§ **Task details**
Copy the full set of lines exactly as given.

-- start Supplied records --

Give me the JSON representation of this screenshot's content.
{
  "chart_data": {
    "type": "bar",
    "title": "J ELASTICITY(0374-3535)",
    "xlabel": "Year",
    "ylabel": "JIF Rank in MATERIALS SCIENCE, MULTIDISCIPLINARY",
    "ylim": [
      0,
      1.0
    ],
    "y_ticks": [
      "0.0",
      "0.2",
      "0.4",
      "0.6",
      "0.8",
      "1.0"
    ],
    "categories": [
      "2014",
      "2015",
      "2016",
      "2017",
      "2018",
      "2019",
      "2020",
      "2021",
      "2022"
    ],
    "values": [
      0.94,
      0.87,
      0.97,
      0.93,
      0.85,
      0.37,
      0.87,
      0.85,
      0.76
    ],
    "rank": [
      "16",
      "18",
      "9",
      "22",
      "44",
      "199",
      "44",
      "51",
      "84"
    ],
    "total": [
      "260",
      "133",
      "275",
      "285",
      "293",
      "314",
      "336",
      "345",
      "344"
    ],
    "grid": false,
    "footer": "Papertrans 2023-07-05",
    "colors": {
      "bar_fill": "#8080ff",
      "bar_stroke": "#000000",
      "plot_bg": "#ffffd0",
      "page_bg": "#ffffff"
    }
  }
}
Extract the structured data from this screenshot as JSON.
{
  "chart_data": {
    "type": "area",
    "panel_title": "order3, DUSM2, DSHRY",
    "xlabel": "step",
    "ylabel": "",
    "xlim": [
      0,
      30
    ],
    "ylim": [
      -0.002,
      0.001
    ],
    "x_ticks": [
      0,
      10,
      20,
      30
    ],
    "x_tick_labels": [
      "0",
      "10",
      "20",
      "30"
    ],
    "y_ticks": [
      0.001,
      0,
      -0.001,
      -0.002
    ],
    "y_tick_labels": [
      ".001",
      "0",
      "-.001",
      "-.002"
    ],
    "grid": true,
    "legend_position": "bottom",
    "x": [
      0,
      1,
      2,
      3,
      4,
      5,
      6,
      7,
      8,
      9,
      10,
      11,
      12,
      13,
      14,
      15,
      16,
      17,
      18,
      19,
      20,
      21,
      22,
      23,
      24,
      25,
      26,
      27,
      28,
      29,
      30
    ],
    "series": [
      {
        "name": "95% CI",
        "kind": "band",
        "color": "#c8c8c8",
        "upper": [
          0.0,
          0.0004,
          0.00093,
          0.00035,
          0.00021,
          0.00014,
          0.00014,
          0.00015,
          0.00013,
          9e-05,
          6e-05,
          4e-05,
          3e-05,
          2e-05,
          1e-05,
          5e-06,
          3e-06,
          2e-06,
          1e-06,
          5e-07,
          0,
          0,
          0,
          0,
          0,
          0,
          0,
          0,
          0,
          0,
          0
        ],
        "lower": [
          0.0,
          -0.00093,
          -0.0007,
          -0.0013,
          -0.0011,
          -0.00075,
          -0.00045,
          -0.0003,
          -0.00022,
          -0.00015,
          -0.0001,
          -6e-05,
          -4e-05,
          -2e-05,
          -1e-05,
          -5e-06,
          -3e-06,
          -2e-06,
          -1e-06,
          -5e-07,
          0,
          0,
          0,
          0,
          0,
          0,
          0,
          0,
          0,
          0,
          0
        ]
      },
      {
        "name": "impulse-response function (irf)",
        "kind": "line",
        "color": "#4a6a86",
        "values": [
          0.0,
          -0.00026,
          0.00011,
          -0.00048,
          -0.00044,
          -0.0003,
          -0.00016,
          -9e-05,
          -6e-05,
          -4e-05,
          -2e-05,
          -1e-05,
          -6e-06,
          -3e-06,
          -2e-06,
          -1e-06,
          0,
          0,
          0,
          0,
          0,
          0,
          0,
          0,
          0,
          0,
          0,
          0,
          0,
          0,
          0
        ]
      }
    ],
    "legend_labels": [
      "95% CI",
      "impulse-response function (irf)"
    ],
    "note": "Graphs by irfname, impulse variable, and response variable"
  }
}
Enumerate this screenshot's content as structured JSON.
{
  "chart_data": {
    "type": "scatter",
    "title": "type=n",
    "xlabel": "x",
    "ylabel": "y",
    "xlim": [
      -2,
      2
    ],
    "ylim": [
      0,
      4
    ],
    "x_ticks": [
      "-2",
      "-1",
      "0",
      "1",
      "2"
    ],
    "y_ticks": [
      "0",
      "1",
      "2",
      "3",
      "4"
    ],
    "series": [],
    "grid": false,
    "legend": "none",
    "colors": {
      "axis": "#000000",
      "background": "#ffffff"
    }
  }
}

-- end Supplied records --

§ **Result**
Give me the JSON representation of this screenshot's content.
{
  "chart_data": {
    "type": "bar",
    "title": "J ELASTICITY(0374-3535)",
    "xlabel": "Year",
    "ylabel": "JIF Rank in MATERIALS SCIENCE, MULTIDISCIPLINARY",
    "ylim": [
      0,
      1.0
    ],
    "y_ticks": [
      "0.0",
      "0.2",
      "0.4",
      "0.6",
      "0.8",
      "1.0"
    ],
    "categories": [
      "2014",
      "2015",
      "2016",
      "2017",
      "2018",
      "2019",
      "2020",
      "2021",
      "2022"
    ],
    "values": [
      0.94,
      0.87,
      0.97,
      0.93,
      0.85,
      0.37,
      0.87,
      0.85,
      0.76
    ],
    "rank": [
      "16",
      "18",
      "9",
      "22",
      "44",
      "199",
      "44",
      "51",
      "84"
    ],
    "total": [
      "260",
      "133",
      "275",
      "285",
      "293",
      "314",
      "336",
      "345",
      "344"
    ],
    "grid": false,
    "footer": "Papertrans 2023-07-05",
    "colors": {
      "bar_fill": "#8080ff",
      "bar_stroke": "#000000",
      "plot_bg": "#ffffd0",
      "page_bg": "#ffffff"
    }
  }
}
Extract the structured data from this screenshot as JSON.
{
  "chart_data": {
    "type": "area",
    "panel_title": "order3, DUSM2, DSHRY",
    "xlabel": "step",
    "ylabel": "",
    "xlim": [
      0,
      30
    ],
    "ylim": [
      -0.002,
      0.001
    ],
    "x_ticks": [
      0,
      10,
      20,
      30
    ],
    "x_tick_labels": [
      "0",
      "10",
      "20",
      "30"
    ],
    "y_ticks": [
      0.001,
      0,
      -0.001,
      -0.002
    ],
    "y_tick_labels": [
      ".001",
      "0",
      "-.001",
      "-.002"
    ],
    "grid": true,
    "legend_position": "bottom",
    "x": [
      0,
      1,
      2,
      3,
      4,
      5,
      6,
      7,
      8,
      9,
      10,
      11,
      12,
      13,
      14,
      15,
      16,
      17,
      18,
      19,
      20,
      21,
      22,
      23,
      24,
      25,
      26,
      27,
      28,
      29,
      30
    ],
    "series": [
      {
        "name": "95% CI",
        "kind": "band",
        "color": "#c8c8c8",
        "upper": [
          0.0,
          0.0004,
          0.00093,
          0.00035,
          0.00021,
          0.00014,
          0.00014,
          0.00015,
          0.00013,
          9e-05,
          6e-05,
          4e-05,
          3e-05,
          2e-05,
          1e-05,
          5e-06,
          3e-06,
          2e-06,
          1e-06,
          5e-07,
          0,
          0,
          0,
          0,
          0,
          0,
          0,
          0,
          0,
          0,
          0
        ],
        "lower": [
          0.0,
          -0.00093,
          -0.0007,
          -0.0013,
          -0.0011,
          -0.00075,
          -0.00045,
          -0.0003,
          -0.00022,
          -0.00015,
          -0.0001,
          -6e-05,
          -4e-05,
          -2e-05,
          -1e-05,
          -5e-06,
          -3e-06,
          -2e-06,
          -1e-06,
          -5e-07,
          0,
          0,
          0,
          0,
          0,
          0,
          0,
          0,
          0,
          0,
          0
        ]
      },
      {
        "name": "impulse-response function (irf)",
        "kind": "line",
        "color": "#4a6a86",
        "values": [
          0.0,
          -0.00026,
          0.00011,
          -0.00048,
          -0.00044,
          -0.0003,
          -0.00016,
          -9e-05,
          -6e-05,
          -4e-05,
          -2e-05,
          -1e-05,
          -6e-06,
          -3e-06,
          -2e-06,
          -1e-06,
          0,
          0,
          0,
          0,
          0,
          0,
          0,
          0,
          0,
          0,
          0,
          0,
          0,
          0,
          0
        ]
      }
    ],
    "legend_labels": [
      "95% CI",
      "impulse-response function (irf)"
    ],
    "note": "Graphs by irfname, impulse variable, and response variable"
  }
}
Enumerate this screenshot's content as structured JSON.
{
  "chart_data": {
    "type": "scatter",
    "title": "type=n",
    "xlabel": "x",
    "ylabel": "y",
    "xlim": [
      -2,
      2
    ],
    "ylim": [
      0,
      4
    ],
    "x_ticks": [
      "-2",
      "-1",
      "0",
      "1",
      "2"
    ],
    "y_ticks": [
      "0",
      "1",
      "2",
      "3",
      "4"
    ],
    "series": [],
    "grid": false,
    "legend": "none",
    "colors": {
      "axis": "#000000",
      "background": "#ffffff"
    }
  }
}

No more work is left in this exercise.